--- Start ---
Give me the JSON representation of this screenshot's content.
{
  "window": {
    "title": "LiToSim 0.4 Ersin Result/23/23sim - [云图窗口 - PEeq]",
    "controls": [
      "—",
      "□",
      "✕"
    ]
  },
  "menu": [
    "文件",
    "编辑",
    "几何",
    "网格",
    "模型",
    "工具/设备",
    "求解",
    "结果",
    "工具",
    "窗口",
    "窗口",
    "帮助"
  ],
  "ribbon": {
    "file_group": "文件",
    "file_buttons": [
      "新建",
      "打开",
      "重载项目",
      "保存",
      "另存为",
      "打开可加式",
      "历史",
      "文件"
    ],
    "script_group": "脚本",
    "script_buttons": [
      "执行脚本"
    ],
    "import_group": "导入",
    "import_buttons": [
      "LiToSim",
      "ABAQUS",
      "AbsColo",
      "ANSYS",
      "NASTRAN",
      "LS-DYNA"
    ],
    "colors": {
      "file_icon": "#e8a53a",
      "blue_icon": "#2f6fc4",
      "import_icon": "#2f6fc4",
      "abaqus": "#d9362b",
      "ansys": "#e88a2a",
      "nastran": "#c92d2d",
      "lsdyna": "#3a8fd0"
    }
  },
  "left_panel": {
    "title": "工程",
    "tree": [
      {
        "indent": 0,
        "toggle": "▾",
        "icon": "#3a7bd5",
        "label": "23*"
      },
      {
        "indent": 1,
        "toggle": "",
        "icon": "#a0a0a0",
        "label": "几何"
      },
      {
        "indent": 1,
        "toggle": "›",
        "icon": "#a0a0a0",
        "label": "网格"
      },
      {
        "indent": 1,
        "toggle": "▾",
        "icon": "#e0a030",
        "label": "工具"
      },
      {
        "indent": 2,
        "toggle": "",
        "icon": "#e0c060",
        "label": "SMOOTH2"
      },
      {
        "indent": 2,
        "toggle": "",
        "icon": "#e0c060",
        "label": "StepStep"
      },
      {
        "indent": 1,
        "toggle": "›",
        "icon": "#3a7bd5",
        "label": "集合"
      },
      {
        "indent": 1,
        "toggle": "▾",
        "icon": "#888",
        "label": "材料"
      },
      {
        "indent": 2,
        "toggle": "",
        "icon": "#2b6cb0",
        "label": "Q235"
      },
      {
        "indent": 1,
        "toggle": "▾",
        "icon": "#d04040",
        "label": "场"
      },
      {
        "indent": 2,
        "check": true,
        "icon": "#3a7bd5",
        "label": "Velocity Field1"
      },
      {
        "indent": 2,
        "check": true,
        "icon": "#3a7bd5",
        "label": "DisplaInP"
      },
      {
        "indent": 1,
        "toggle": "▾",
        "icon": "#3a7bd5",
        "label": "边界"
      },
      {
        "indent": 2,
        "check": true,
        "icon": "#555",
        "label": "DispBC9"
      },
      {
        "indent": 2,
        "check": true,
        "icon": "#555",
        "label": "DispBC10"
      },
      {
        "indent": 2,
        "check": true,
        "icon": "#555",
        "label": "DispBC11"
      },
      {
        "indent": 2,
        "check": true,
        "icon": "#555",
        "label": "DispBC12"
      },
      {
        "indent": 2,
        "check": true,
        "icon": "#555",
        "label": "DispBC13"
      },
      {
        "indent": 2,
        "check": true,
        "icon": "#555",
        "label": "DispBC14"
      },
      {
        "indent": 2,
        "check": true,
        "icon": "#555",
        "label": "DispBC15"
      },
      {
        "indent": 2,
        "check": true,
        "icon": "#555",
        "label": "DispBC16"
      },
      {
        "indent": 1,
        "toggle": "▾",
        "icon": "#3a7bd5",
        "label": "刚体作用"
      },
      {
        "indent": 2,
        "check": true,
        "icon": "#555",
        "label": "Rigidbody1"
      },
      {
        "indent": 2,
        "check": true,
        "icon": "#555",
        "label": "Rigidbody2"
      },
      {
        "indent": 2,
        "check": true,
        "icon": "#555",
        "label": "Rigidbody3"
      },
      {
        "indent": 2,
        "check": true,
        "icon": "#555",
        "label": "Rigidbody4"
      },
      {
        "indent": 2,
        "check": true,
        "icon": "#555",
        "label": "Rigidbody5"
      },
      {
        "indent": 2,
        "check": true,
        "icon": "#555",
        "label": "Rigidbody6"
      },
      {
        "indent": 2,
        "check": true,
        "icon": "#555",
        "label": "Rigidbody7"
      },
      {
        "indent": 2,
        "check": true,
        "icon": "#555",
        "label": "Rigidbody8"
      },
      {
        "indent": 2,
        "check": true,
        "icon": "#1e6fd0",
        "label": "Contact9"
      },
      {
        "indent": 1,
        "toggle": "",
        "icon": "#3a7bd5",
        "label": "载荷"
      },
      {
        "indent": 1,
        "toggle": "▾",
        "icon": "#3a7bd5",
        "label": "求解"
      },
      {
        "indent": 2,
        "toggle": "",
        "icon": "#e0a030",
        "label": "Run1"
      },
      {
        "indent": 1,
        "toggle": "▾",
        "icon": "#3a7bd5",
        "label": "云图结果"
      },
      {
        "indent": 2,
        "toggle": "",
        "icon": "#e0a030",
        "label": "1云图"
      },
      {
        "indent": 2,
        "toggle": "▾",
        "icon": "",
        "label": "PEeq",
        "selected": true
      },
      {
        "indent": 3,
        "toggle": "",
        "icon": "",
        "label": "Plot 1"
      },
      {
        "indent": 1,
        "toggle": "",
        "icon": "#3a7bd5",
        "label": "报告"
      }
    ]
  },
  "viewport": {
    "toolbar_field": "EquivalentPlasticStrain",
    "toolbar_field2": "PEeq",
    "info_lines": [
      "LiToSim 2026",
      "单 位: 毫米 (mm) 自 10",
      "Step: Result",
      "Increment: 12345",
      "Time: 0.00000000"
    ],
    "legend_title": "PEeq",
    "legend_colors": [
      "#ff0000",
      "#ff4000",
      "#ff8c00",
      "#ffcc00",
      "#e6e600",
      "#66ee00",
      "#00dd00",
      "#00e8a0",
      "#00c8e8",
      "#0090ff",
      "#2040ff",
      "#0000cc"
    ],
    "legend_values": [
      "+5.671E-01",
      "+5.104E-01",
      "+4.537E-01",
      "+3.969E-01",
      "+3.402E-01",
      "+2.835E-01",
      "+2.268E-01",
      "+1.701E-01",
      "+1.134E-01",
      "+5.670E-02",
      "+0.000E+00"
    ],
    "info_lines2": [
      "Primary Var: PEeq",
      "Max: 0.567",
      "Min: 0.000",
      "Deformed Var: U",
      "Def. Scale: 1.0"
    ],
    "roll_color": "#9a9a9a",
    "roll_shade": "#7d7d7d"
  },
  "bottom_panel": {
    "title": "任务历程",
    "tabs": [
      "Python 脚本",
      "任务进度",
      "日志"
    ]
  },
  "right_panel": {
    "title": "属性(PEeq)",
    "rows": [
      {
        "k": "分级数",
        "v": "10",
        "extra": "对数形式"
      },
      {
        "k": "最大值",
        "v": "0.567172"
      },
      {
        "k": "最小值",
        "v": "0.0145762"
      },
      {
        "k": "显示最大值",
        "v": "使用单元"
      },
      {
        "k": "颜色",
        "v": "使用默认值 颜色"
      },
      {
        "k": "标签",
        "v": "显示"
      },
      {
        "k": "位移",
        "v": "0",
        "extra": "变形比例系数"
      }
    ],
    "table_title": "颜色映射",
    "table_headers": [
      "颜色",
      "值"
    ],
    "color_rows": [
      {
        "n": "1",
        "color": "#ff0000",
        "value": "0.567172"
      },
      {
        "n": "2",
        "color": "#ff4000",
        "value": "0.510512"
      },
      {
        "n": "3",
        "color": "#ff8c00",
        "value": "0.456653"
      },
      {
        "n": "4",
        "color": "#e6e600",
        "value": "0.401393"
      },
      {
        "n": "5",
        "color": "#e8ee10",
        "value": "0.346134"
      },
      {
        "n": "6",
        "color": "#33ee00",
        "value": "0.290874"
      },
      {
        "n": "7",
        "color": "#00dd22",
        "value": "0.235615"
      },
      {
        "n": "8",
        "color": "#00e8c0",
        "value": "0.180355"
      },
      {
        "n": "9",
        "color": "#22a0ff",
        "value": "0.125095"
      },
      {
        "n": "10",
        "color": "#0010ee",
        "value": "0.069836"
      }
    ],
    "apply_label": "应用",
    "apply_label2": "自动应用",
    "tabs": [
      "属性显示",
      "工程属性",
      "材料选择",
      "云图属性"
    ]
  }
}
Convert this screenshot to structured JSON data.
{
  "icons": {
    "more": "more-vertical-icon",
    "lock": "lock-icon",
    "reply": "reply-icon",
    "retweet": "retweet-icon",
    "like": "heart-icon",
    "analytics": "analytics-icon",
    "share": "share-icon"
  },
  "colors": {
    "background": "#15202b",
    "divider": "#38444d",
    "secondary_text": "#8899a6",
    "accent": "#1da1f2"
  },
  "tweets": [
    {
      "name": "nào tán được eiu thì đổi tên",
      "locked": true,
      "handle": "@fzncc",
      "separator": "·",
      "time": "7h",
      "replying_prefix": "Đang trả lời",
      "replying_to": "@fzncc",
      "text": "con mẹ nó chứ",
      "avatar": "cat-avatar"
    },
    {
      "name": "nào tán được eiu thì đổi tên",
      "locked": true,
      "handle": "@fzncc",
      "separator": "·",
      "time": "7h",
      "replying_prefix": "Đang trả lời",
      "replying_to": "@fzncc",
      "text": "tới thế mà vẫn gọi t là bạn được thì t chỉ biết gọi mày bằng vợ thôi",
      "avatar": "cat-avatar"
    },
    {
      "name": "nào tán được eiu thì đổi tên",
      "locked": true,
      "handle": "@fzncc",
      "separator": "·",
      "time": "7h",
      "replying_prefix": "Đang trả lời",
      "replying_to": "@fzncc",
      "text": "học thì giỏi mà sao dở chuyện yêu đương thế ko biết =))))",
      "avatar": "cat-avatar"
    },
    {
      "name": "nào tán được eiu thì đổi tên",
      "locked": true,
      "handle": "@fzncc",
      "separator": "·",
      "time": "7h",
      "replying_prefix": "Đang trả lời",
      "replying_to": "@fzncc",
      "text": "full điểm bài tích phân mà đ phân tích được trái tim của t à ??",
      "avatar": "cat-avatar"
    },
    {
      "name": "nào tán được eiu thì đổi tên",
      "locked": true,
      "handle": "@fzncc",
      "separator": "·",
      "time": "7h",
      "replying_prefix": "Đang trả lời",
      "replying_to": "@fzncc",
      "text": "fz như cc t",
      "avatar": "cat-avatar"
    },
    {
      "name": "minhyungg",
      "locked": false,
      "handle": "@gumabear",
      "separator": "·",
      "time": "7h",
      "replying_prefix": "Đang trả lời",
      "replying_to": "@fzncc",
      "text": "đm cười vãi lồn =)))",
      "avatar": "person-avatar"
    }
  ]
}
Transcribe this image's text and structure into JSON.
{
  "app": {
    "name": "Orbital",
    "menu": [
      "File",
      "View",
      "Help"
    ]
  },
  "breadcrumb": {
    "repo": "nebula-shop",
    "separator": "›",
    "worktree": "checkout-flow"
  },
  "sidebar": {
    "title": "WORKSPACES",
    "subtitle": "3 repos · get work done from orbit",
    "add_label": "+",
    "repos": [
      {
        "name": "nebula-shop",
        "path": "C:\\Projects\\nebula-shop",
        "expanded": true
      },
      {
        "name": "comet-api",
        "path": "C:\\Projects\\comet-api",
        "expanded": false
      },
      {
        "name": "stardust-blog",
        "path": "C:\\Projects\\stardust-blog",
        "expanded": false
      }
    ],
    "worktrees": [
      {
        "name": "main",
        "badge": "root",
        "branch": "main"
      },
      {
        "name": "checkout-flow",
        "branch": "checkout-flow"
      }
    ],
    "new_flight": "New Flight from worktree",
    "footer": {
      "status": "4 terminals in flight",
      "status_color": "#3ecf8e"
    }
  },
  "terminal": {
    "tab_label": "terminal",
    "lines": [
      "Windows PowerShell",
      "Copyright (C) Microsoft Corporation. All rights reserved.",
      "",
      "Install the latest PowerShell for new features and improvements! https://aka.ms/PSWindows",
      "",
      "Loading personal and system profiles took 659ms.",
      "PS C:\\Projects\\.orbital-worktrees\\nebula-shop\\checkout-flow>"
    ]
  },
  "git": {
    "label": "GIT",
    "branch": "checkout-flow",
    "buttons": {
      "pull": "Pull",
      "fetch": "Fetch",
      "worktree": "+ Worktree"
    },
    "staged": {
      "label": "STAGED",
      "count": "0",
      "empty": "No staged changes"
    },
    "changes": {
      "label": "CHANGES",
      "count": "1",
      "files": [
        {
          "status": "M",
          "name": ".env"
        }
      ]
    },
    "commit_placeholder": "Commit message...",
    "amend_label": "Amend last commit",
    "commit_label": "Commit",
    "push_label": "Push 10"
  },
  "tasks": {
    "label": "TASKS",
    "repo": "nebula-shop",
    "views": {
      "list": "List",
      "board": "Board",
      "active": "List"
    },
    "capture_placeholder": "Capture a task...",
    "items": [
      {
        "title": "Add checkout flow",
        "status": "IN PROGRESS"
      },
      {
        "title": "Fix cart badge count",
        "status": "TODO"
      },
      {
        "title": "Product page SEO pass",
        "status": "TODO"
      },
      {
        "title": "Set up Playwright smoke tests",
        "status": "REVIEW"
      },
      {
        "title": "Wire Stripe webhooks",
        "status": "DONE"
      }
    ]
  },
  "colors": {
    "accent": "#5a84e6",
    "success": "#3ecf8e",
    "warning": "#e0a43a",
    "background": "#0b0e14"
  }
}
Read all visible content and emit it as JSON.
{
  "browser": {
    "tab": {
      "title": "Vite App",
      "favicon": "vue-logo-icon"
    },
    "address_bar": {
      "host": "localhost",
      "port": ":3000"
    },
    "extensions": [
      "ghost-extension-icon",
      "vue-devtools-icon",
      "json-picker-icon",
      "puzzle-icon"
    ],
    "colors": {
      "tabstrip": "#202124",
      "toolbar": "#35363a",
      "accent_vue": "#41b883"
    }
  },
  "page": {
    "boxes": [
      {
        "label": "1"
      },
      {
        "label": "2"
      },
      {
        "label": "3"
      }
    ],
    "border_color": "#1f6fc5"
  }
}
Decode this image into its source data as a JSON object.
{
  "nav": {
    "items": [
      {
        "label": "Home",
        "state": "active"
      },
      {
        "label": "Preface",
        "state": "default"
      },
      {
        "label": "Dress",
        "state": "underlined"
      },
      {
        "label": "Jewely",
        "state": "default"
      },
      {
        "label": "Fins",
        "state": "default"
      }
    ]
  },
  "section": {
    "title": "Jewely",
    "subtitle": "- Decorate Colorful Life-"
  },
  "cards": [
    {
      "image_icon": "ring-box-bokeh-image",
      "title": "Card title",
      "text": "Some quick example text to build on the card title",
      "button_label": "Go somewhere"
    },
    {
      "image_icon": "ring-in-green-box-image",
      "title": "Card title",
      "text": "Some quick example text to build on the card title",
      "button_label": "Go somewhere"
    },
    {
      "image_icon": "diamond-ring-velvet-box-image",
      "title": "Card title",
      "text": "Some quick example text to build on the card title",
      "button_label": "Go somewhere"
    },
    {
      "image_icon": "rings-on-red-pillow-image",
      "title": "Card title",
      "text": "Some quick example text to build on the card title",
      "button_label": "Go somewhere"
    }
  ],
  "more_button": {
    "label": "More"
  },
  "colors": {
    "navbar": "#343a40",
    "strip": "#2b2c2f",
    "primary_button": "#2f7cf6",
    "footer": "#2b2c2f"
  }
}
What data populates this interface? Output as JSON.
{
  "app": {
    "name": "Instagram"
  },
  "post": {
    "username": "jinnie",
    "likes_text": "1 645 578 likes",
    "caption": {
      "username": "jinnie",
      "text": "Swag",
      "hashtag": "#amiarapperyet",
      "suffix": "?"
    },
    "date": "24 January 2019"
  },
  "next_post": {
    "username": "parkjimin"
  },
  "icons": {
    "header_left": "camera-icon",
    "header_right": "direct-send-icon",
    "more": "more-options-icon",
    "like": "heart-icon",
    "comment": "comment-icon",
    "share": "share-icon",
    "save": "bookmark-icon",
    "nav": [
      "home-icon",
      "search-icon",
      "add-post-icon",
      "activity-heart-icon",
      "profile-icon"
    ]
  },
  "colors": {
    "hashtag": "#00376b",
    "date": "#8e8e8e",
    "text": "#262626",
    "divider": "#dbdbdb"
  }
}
--- End ---
THE EXERCISE -
Identify the lines in the entries that hold "Result" and return each one.

WRITTEN ANSWER -
    "title": "LiToSim 0.4 Ersin Result/23/23sim - [云图窗口 - PEeq]",
      "Step: Result",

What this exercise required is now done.